Chiamata in correità: quando le accuse del complice e un numero di telefono bastano per la condanna
La Corte di Cassazione, con una recente ordinanza, ha ribadito un principio fondamentale del diritto processuale penale: la chiamata in correità, ovvero l’accusa mossa da un complice, se adeguatamente supportata da elementi di riscontro esterni, costituisce una prova piena e sufficiente per affermare la responsabilità penale. Il caso in esame riguardava un reato di acquisto di sostanze stupefacenti ai fini di spaccio, e la decisione finale offre spunti cruciali sulla valutazione della prova nel processo penale moderno.
I Fatti del Processo
La vicenda giudiziaria trae origine dalla condanna di un soggetto per aver acquistato, tramite un intermediario, un quantitativo di stupefacenti destinato alla vendita. La decisione del Tribunale era stata confermata dalla Corte d’Appello, che aveva ritenuto l’imputato colpevole sulla base delle dichiarazioni accusatorie rese proprio dall’intermediario, considerato un coimputato.
Contro questa decisione, l’imputato ha proposto ricorso in Cassazione, lamentando principalmente due aspetti:
1. Violazione di legge sulla valutazione della prova: secondo la difesa, le dichiarazioni del complice non erano attendibili perché contraddittorie e, soprattutto, non erano supportate da validi elementi di riscontro. In particolare, si contestava la riconducibilità all’imputato dell’utenza telefonica indicata sul pacco contenente la droga.

_Materiale fornito:_

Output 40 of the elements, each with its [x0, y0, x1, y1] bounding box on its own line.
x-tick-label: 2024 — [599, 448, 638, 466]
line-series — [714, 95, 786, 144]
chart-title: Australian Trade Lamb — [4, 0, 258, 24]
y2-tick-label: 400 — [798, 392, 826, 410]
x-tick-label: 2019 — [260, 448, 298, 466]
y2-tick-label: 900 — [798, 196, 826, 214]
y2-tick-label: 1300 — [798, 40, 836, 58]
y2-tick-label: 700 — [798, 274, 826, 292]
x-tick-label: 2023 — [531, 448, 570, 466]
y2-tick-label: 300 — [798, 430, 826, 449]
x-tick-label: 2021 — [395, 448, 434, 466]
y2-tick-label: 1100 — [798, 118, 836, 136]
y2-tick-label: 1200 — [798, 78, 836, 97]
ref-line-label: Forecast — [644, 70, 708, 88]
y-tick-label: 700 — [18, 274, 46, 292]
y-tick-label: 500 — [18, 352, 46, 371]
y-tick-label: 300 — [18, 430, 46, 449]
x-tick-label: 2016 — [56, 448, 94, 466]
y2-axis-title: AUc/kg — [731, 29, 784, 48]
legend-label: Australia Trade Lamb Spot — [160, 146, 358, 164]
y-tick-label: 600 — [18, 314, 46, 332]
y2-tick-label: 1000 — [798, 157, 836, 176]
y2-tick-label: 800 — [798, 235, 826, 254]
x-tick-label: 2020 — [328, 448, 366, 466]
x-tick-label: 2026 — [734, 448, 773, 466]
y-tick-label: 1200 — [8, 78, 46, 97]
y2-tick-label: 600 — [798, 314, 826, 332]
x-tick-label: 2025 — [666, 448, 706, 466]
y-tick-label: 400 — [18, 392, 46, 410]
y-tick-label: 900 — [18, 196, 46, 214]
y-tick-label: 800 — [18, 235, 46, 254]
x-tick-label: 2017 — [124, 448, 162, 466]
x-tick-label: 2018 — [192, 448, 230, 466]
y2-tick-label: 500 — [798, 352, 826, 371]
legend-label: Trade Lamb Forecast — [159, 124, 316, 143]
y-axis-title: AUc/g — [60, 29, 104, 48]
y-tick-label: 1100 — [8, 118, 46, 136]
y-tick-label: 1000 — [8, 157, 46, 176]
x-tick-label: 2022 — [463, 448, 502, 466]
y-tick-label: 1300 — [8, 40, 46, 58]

_Dettagli del compito:_
Ricopia il passo del testo sulla chiamata in correità che parte da "Chiamata in correità: quando" e prosegue fino a "processo penale moderno.", scambiando "complice" con "correo".

_Risposta finale:_
Chiamata in correità: quando le accuse del correo e un numero di telefono bastano per la condanna
La Corte di Cassazione, con una recente ordinanza, ha ribadito un principio fondamentale del diritto processuale penale: la chiamata in correità, ovvero l’accusa mossa da un correo, se adeguatamente supportata da elementi di riscontro esterni, costituisce una prova piena e sufficiente per affermare la responsabilità penale. Il caso in esame riguardava un reato di acquisto di sostanze stupefacenti ai fini di spaccio, e la decisione finale offre spunti cruciali sulla valutazione della prova nel processo penale moderno.